Recorded data:

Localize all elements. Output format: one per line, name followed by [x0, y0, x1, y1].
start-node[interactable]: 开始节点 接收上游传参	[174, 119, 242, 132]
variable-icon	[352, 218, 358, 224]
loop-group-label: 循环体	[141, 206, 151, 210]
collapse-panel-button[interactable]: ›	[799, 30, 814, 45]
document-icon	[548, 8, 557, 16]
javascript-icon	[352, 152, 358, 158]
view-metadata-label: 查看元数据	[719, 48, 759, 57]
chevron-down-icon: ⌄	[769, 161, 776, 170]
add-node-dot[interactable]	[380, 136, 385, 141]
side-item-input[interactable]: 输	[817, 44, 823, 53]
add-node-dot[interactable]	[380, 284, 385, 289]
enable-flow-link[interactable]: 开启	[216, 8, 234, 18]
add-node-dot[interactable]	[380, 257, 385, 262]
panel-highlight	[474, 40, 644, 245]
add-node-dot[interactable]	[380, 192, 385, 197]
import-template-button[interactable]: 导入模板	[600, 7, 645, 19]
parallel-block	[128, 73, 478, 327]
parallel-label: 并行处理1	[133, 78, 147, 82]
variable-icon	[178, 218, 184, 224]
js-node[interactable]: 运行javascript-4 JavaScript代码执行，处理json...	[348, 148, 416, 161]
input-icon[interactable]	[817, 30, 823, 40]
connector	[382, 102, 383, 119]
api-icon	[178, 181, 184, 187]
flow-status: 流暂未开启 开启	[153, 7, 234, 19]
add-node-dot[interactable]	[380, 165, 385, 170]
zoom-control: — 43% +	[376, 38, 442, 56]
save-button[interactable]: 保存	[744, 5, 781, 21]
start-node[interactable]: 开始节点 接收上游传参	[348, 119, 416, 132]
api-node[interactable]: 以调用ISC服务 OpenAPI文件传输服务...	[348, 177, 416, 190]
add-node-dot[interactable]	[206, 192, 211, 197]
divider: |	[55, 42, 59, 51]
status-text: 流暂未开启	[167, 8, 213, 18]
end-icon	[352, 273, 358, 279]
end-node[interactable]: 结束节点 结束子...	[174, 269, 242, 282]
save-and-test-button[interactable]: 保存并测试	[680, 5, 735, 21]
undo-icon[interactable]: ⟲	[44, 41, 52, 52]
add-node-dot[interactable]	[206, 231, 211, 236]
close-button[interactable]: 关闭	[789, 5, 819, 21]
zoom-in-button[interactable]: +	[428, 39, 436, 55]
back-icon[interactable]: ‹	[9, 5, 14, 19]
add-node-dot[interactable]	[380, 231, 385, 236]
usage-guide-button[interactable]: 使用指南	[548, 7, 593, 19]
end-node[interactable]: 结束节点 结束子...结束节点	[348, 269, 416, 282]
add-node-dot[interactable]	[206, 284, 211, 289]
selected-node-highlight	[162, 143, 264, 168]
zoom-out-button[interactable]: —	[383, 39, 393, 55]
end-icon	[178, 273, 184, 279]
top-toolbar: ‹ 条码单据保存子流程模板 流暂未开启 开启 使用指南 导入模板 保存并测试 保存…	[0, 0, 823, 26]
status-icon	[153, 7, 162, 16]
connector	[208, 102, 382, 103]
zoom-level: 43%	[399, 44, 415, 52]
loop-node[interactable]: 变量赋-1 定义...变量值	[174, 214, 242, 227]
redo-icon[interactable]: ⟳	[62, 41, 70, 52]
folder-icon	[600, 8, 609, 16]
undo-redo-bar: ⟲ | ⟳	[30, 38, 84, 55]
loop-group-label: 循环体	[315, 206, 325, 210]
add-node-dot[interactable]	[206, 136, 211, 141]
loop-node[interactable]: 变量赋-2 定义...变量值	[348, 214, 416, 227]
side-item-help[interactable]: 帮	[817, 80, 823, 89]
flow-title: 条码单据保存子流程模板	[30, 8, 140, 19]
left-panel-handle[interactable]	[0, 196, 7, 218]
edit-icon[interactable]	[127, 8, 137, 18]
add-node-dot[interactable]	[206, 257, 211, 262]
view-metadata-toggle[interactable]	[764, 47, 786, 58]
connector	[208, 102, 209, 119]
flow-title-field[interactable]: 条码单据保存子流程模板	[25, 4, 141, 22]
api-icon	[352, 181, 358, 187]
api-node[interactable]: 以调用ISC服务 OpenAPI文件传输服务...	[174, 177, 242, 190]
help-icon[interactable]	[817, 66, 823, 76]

The exercise: Please output the items above as a numbered list, leaving out any blank lines.

Full response:
1. Localize all elements. Output format: one per line, name followed by [x0, y0, x1, y1].
2. start-node[interactable]: 开始节点 接收上游传参	[174, 119, 242, 132]
3. variable-icon	[352, 218, 358, 224]
4. loop-group-label: 循环体	[141, 206, 151, 210]
5. collapse-panel-button[interactable]: ›	[799, 30, 814, 45]
6. document-icon	[548, 8, 557, 16]
7. javascript-icon	[352, 152, 358, 158]
8. view-metadata-label: 查看元数据	[719, 48, 759, 57]
9. chevron-down-icon: ⌄	[769, 161, 776, 170]
10. add-node-dot[interactable]	[380, 136, 385, 141]
11. side-item-input[interactable]: 输	[817, 44, 823, 53]
12. add-node-dot[interactable]	[380, 284, 385, 289]
13. enable-flow-link[interactable]: 开启	[216, 8, 234, 18]
14. add-node-dot[interactable]	[380, 257, 385, 262]
15. panel-highlight	[474, 40, 644, 245]
16. add-node-dot[interactable]	[380, 192, 385, 197]
17. import-template-button[interactable]: 导入模板	[600, 7, 645, 19]
18. parallel-block	[128, 73, 478, 327]
19. parallel-label: 并行处理1	[133, 78, 147, 82]
20. variable-icon	[178, 218, 184, 224]
21. js-node[interactable]: 运行javascript-4 JavaScript代码执行，处理json...	[348, 148, 416, 161]
22. input-icon[interactable]	[817, 30, 823, 40]
23. connector	[382, 102, 383, 119]
24. api-icon	[178, 181, 184, 187]
25. flow-status: 流暂未开启 开启	[153, 7, 234, 19]
26. add-node-dot[interactable]	[380, 165, 385, 170]
27. zoom-control: — 43% +	[376, 38, 442, 56]
28. save-button[interactable]: 保存	[744, 5, 781, 21]
29. start-node[interactable]: 开始节点 接收上游传参	[348, 119, 416, 132]
30. api-node[interactable]: 以调用ISC服务 OpenAPI文件传输服务...	[348, 177, 416, 190]
31. add-node-dot[interactable]	[206, 192, 211, 197]
32. divider: |	[55, 42, 59, 51]
33. status-text: 流暂未开启	[167, 8, 213, 18]
34. end-icon	[352, 273, 358, 279]
35. end-node[interactable]: 结束节点 结束子...	[174, 269, 242, 282]
36. save-and-test-button[interactable]: 保存并测试	[680, 5, 735, 21]
37. undo-icon[interactable]: ⟲	[44, 41, 52, 52]
38. add-node-dot[interactable]	[206, 231, 211, 236]
39. close-button[interactable]: 关闭	[789, 5, 819, 21]
40. zoom-in-button[interactable]: +	[428, 39, 436, 55]
41. back-icon[interactable]: ‹	[9, 5, 14, 19]
42. add-node-dot[interactable]	[380, 231, 385, 236]
43. usage-guide-button[interactable]: 使用指南	[548, 7, 593, 19]
44. end-node[interactable]: 结束节点 结束子...结束节点	[348, 269, 416, 282]
45. add-node-dot[interactable]	[206, 284, 211, 289]
46. selected-node-highlight	[162, 143, 264, 168]
47. zoom-out-button[interactable]: —	[383, 39, 393, 55]
48. end-icon	[178, 273, 184, 279]
49. top-toolbar: ‹ 条码单据保存子流程模板 流暂未开启 开启 使用指南 导入模板 保存并测试 保存…	[0, 0, 823, 26]
50. status-icon	[153, 7, 162, 16]
51. connector	[208, 102, 382, 103]
52. zoom-level: 43%	[399, 44, 415, 52]
53. loop-node[interactable]: 变量赋-1 定义...变量值	[174, 214, 242, 227]
54. redo-icon[interactable]: ⟳	[62, 41, 70, 52]
55. folder-icon	[600, 8, 609, 16]
56. undo-redo-bar: ⟲ | ⟳	[30, 38, 84, 55]
57. loop-group-label: 循环体	[315, 206, 325, 210]
58. add-node-dot[interactable]	[206, 136, 211, 141]
59. loop-node[interactable]: 变量赋-2 定义...变量值	[348, 214, 416, 227]
60. side-item-help[interactable]: 帮	[817, 80, 823, 89]
61. flow-title: 条码单据保存子流程模板	[30, 8, 140, 19]
62. left-panel-handle[interactable]	[0, 196, 7, 218]
63. edit-icon[interactable]	[127, 8, 137, 18]
64. add-node-dot[interactable]	[206, 257, 211, 262]
65. view-metadata-toggle[interactable]	[764, 47, 786, 58]
66. connector	[208, 102, 209, 119]
67. flow-title-field[interactable]: 条码单据保存子流程模板	[25, 4, 141, 22]
68. api-icon	[352, 181, 358, 187]
69. api-node[interactable]: 以调用ISC服务 OpenAPI文件传输服务...	[174, 177, 242, 190]
70. help-icon[interactable]	[817, 66, 823, 76]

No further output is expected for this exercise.